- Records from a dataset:

——————

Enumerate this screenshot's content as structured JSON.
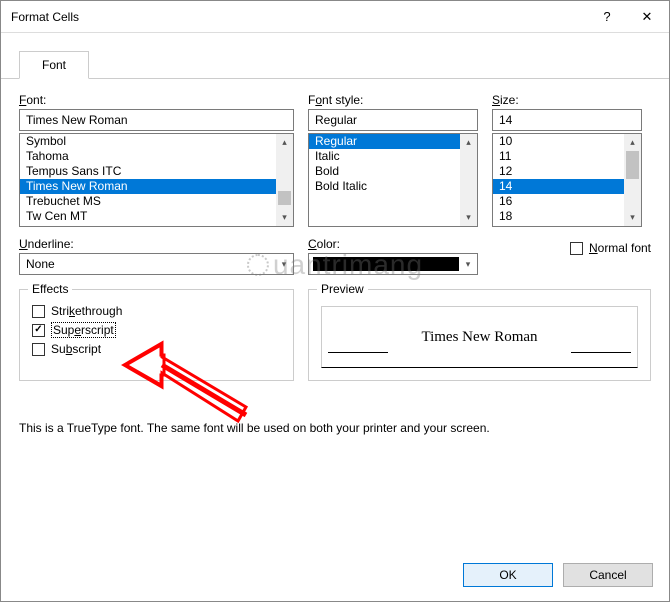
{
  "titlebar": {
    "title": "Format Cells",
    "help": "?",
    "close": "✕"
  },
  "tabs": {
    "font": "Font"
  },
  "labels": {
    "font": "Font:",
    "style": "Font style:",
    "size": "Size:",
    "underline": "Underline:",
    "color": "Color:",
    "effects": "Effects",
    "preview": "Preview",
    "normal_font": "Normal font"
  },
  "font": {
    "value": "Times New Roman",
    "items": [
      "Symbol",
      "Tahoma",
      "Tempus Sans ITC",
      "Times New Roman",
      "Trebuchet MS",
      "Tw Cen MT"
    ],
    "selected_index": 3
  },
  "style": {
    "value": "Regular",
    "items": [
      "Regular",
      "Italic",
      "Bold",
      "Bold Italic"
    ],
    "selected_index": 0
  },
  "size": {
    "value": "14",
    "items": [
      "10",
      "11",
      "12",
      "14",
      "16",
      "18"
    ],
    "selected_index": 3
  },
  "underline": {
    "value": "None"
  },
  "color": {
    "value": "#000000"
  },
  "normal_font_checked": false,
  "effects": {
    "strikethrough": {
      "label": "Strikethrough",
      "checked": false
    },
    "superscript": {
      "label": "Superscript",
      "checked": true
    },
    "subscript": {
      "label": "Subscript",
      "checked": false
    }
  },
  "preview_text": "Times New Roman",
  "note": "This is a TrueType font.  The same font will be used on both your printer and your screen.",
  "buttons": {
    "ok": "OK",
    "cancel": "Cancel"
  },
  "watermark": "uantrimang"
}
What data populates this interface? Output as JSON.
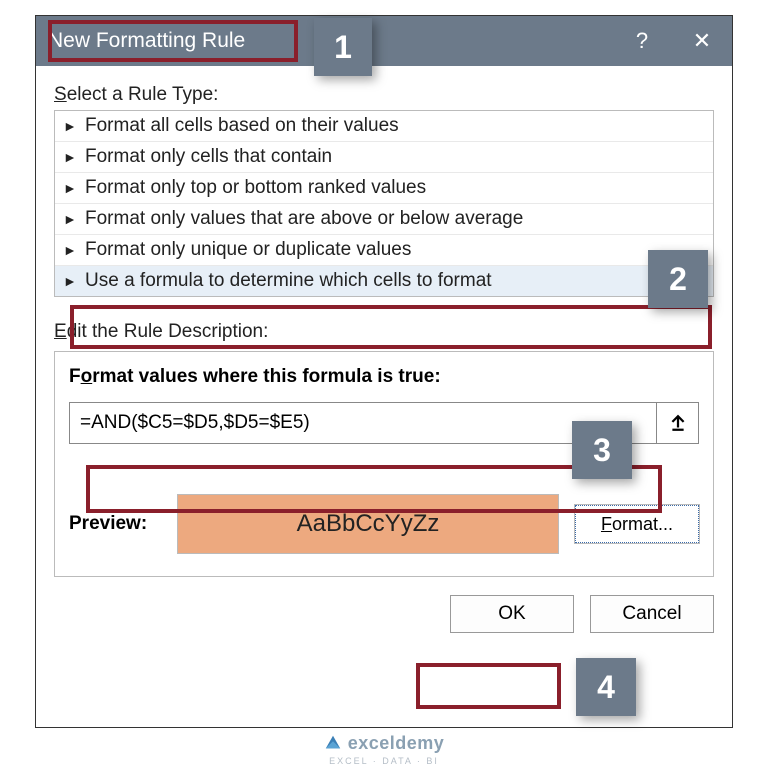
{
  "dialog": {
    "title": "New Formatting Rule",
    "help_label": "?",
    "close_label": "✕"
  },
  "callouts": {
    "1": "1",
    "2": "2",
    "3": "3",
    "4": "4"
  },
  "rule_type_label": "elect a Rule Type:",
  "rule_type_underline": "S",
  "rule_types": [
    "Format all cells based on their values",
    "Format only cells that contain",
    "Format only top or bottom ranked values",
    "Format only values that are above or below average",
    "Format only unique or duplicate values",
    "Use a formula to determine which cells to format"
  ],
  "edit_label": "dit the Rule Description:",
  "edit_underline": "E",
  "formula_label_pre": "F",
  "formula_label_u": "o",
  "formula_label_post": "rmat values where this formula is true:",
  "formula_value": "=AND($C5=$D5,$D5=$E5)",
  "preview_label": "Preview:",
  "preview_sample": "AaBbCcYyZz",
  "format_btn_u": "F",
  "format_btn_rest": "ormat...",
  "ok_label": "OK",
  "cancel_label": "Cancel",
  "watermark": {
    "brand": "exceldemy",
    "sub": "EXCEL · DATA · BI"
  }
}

——————

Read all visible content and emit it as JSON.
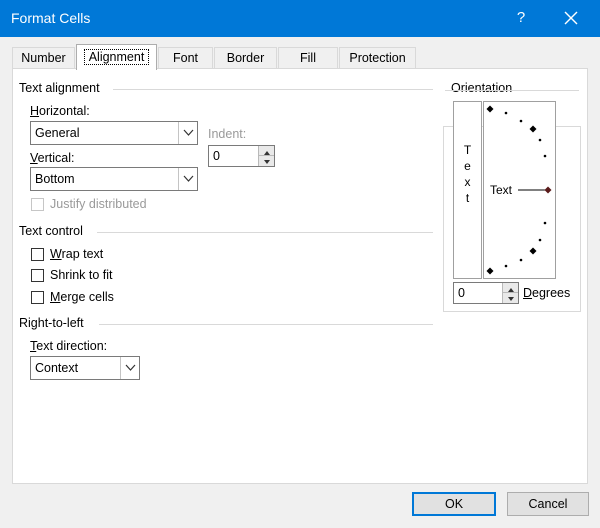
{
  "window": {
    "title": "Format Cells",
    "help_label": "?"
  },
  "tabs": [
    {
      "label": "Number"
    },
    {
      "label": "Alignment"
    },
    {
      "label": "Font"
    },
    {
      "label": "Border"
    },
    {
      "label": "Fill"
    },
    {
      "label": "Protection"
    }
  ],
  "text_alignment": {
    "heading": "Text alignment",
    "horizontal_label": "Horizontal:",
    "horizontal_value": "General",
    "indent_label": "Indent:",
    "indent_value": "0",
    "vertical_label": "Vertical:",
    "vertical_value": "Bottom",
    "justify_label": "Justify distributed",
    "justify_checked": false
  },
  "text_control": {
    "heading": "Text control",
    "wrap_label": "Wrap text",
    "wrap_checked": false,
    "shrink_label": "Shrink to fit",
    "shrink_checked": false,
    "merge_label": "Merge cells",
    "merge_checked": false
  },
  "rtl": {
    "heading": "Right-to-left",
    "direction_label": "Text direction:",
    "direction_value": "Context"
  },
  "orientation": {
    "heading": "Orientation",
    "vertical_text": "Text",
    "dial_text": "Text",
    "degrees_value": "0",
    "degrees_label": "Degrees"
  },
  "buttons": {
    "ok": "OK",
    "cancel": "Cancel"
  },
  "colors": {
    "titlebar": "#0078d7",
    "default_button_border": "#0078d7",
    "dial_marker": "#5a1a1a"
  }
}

——————

- WHAT TO PRODUCE: With the string "heading" as the key, filter the data above and show the lines that match.

- SOLUTION TO THE EXERCISE:
    "heading": "Text alignment",
    "heading": "Text control",
    "heading": "Right-to-left",
    "heading": "Orientation",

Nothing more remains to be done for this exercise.